§ What to produce
Would you output the whole listing below, exactly as it reads?

§ Material shown
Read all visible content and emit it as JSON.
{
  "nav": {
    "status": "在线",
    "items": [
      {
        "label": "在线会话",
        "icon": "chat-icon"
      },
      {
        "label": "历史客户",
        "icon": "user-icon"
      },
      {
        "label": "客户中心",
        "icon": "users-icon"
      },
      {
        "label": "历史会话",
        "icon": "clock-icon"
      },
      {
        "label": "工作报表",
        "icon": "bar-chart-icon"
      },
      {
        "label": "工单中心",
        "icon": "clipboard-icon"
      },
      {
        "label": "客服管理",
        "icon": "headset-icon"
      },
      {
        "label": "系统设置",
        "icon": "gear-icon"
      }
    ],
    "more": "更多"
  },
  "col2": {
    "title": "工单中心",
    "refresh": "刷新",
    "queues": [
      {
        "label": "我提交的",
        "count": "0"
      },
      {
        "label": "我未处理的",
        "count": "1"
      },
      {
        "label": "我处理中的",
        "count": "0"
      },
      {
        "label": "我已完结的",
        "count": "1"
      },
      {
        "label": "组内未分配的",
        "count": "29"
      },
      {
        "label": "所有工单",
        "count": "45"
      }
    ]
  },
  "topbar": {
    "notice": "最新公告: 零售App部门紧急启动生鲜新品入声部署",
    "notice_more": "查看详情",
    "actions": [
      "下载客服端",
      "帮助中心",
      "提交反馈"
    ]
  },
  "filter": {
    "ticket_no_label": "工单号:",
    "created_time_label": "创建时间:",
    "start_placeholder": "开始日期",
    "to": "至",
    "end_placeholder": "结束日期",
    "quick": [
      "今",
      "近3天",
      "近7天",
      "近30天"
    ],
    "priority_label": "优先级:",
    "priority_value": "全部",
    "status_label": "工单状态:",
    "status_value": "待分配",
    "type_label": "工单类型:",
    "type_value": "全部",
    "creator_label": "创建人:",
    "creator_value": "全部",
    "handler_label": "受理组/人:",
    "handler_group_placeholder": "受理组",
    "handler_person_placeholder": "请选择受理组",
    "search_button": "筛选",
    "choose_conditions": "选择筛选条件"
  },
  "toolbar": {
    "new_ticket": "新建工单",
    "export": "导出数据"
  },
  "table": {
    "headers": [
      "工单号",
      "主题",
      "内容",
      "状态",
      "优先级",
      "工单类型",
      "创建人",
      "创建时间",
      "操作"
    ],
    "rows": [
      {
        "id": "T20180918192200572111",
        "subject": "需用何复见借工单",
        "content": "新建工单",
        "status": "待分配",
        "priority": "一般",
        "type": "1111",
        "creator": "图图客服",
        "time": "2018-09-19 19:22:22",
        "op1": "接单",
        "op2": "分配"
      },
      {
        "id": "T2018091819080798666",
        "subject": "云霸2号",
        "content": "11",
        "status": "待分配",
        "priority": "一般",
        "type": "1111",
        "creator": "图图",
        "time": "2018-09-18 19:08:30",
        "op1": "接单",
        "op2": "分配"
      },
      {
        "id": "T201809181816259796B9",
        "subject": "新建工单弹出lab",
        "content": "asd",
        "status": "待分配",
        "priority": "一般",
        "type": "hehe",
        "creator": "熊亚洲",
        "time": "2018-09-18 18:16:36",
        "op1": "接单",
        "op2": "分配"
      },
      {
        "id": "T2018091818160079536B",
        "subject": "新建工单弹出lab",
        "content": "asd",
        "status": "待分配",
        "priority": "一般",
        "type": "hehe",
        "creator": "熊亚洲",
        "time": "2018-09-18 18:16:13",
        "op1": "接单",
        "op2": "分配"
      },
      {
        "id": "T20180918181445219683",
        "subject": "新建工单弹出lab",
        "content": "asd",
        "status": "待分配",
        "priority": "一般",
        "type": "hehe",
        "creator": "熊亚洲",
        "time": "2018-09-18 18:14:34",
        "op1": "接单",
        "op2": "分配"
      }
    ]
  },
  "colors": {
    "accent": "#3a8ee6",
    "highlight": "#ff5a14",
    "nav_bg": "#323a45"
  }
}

§ Complete response
Read all visible content and emit it as JSON.
{
  "nav": {
    "status": "在线",
    "items": [
      {
        "label": "在线会话",
        "icon": "chat-icon"
      },
      {
        "label": "历史客户",
        "icon": "user-icon"
      },
      {
        "label": "客户中心",
        "icon": "users-icon"
      },
      {
        "label": "历史会话",
        "icon": "clock-icon"
      },
      {
        "label": "工作报表",
        "icon": "bar-chart-icon"
      },
      {
        "label": "工单中心",
        "icon": "clipboard-icon"
      },
      {
        "label": "客服管理",
        "icon": "headset-icon"
      },
      {
        "label": "系统设置",
        "icon": "gear-icon"
      }
    ],
    "more": "更多"
  },
  "col2": {
    "title": "工单中心",
    "refresh": "刷新",
    "queues": [
      {
        "label": "我提交的",
        "count": "0"
      },
      {
        "label": "我未处理的",
        "count": "1"
      },
      {
        "label": "我处理中的",
        "count": "0"
      },
      {
        "label": "我已完结的",
        "count": "1"
      },
      {
        "label": "组内未分配的",
        "count": "29"
      },
      {
        "label": "所有工单",
        "count": "45"
      }
    ]
  },
  "topbar": {
    "notice": "最新公告: 零售App部门紧急启动生鲜新品入声部署",
    "notice_more": "查看详情",
    "actions": [
      "下载客服端",
      "帮助中心",
      "提交反馈"
    ]
  },
  "filter": {
    "ticket_no_label": "工单号:",
    "created_time_label": "创建时间:",
    "start_placeholder": "开始日期",
    "to": "至",
    "end_placeholder": "结束日期",
    "quick": [
      "今",
      "近3天",
      "近7天",
      "近30天"
    ],
    "priority_label": "优先级:",
    "priority_value": "全部",
    "status_label": "工单状态:",
    "status_value": "待分配",
    "type_label": "工单类型:",
    "type_value": "全部",
    "creator_label": "创建人:",
    "creator_value": "全部",
    "handler_label": "受理组/人:",
    "handler_group_placeholder": "受理组",
    "handler_person_placeholder": "请选择受理组",
    "search_button": "筛选",
    "choose_conditions": "选择筛选条件"
  },
  "toolbar": {
    "new_ticket": "新建工单",
    "export": "导出数据"
  },
  "table": {
    "headers": [
      "工单号",
      "主题",
      "内容",
      "状态",
      "优先级",
      "工单类型",
      "创建人",
      "创建时间",
      "操作"
    ],
    "rows": [
      {
        "id": "T20180918192200572111",
        "subject": "需用何复见借工单",
        "content": "新建工单",
        "status": "待分配",
        "priority": "一般",
        "type": "1111",
        "creator": "图图客服",
        "time": "2018-09-19 19:22:22",
        "op1": "接单",
        "op2": "分配"
      },
      {
        "id": "T2018091819080798666",
        "subject": "云霸2号",
        "content": "11",
        "status": "待分配",
        "priority": "一般",
        "type": "1111",
        "creator": "图图",
        "time": "2018-09-18 19:08:30",
        "op1": "接单",
        "op2": "分配"
      },
      {
        "id": "T201809181816259796B9",
        "subject": "新建工单弹出lab",
        "content": "asd",
        "status": "待分配",
        "priority": "一般",
        "type": "hehe",
        "creator": "熊亚洲",
        "time": "2018-09-18 18:16:36",
        "op1": "接单",
        "op2": "分配"
      },
      {
        "id": "T2018091818160079536B",
        "subject": "新建工单弹出lab",
        "content": "asd",
        "status": "待分配",
        "priority": "一般",
        "type": "hehe",
        "creator": "熊亚洲",
        "time": "2018-09-18 18:16:13",
        "op1": "接单",
        "op2": "分配"
      },
      {
        "id": "T20180918181445219683",
        "subject": "新建工单弹出lab",
        "content": "asd",
        "status": "待分配",
        "priority": "一般",
        "type": "hehe",
        "creator": "熊亚洲",
        "time": "2018-09-18 18:14:34",
        "op1": "接单",
        "op2": "分配"
      }
    ]
  },
  "colors": {
    "accent": "#3a8ee6",
    "highlight": "#ff5a14",
    "nav_bg": "#323a45"
  }
}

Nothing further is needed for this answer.